§ Request: Make an exact copy of the records, dropping all pictures.

(Collected data)
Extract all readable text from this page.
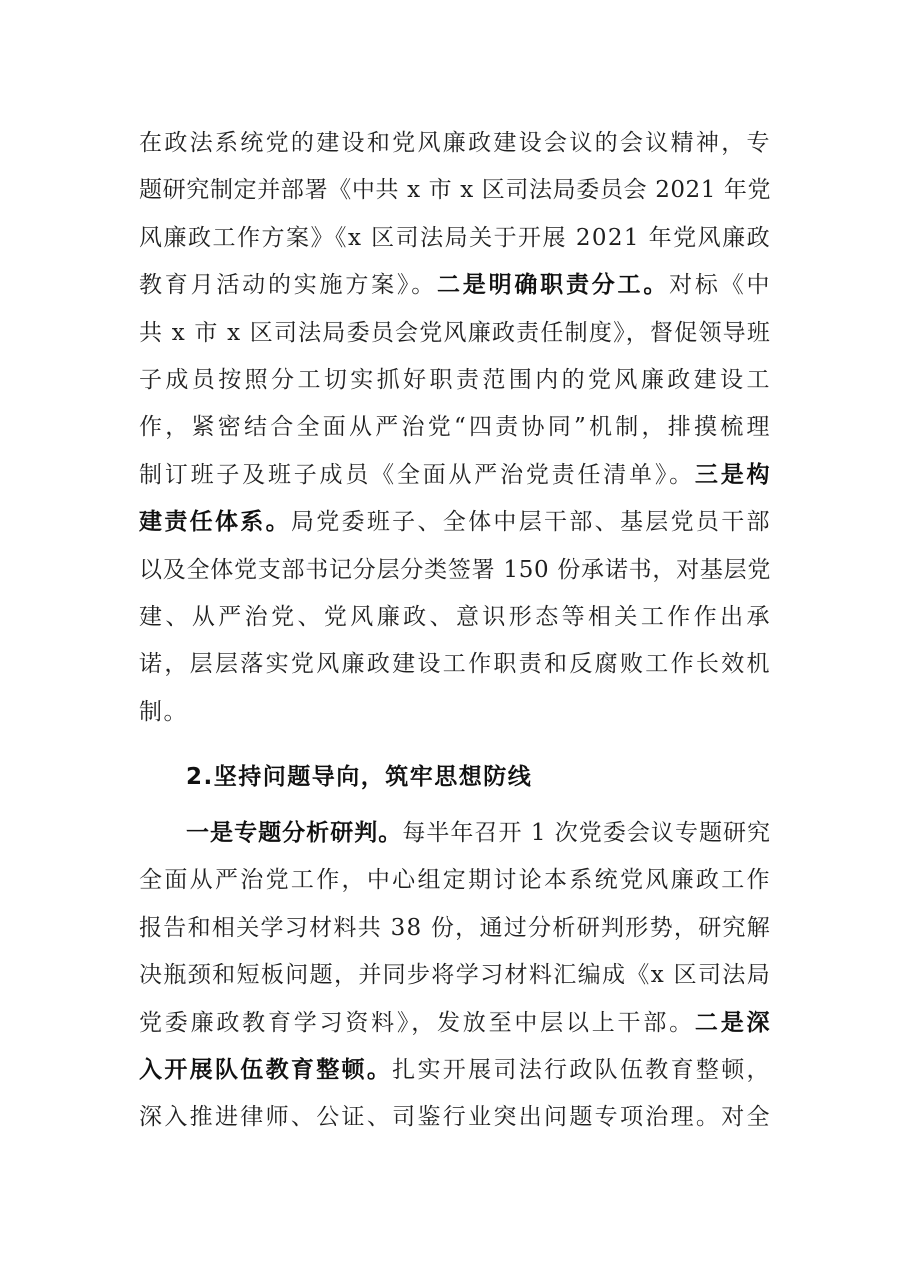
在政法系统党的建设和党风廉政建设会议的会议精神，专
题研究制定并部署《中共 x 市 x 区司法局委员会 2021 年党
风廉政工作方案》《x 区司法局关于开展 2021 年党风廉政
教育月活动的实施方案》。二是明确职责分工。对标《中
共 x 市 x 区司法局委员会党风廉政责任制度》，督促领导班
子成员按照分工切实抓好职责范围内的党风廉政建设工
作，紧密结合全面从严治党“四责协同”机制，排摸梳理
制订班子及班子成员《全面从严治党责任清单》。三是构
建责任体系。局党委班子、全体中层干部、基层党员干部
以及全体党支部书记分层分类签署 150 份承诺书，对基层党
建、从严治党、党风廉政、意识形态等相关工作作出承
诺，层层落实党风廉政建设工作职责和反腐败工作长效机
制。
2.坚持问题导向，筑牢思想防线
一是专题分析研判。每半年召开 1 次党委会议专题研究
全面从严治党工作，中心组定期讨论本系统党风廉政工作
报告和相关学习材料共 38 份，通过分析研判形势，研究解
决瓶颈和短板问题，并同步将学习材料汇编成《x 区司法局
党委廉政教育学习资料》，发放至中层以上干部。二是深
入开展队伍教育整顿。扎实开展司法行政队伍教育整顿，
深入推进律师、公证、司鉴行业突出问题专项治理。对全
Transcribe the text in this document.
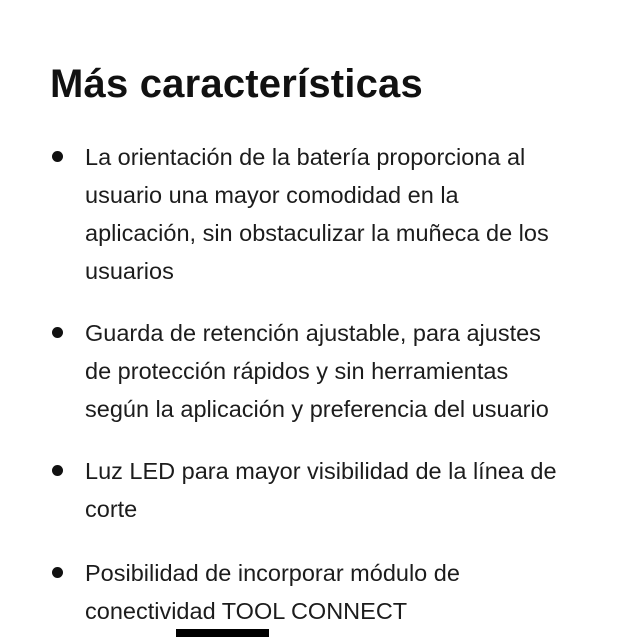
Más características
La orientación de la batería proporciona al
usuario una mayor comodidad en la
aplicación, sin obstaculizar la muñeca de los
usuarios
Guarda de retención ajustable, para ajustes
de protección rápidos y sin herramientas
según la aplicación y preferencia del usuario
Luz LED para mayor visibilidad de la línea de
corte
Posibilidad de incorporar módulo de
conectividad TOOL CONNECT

§ Written response:
Extract all readable text from this page.
在政法系统党的建设和党风廉政建设会议的会议精神，专
题研究制定并部署《中共 x 市 x 区司法局委员会 2021 年党
风廉政工作方案》《x 区司法局关于开展 2021 年党风廉政
教育月活动的实施方案》。二是明确职责分工。对标《中
共 x 市 x 区司法局委员会党风廉政责任制度》，督促领导班
子成员按照分工切实抓好职责范围内的党风廉政建设工
作，紧密结合全面从严治党“四责协同”机制，排摸梳理
制订班子及班子成员《全面从严治党责任清单》。三是构
建责任体系。局党委班子、全体中层干部、基层党员干部
以及全体党支部书记分层分类签署 150 份承诺书，对基层党
建、从严治党、党风廉政、意识形态等相关工作作出承
诺，层层落实党风廉政建设工作职责和反腐败工作长效机
制。
2.坚持问题导向，筑牢思想防线
一是专题分析研判。每半年召开 1 次党委会议专题研究
全面从严治党工作，中心组定期讨论本系统党风廉政工作
报告和相关学习材料共 38 份，通过分析研判形势，研究解
决瓶颈和短板问题，并同步将学习材料汇编成《x 区司法局
党委廉政教育学习资料》，发放至中层以上干部。二是深
入开展队伍教育整顿。扎实开展司法行政队伍教育整顿，
深入推进律师、公证、司鉴行业突出问题专项治理。对全
Transcribe the text in this document.
Más características
La orientación de la batería proporciona al
usuario una mayor comodidad en la
aplicación, sin obstaculizar la muñeca de los
usuarios
Guarda de retención ajustable, para ajustes
de protección rápidos y sin herramientas
según la aplicación y preferencia del usuario
Luz LED para mayor visibilidad de la línea de
corte
Posibilidad de incorporar módulo de
conectividad TOOL CONNECT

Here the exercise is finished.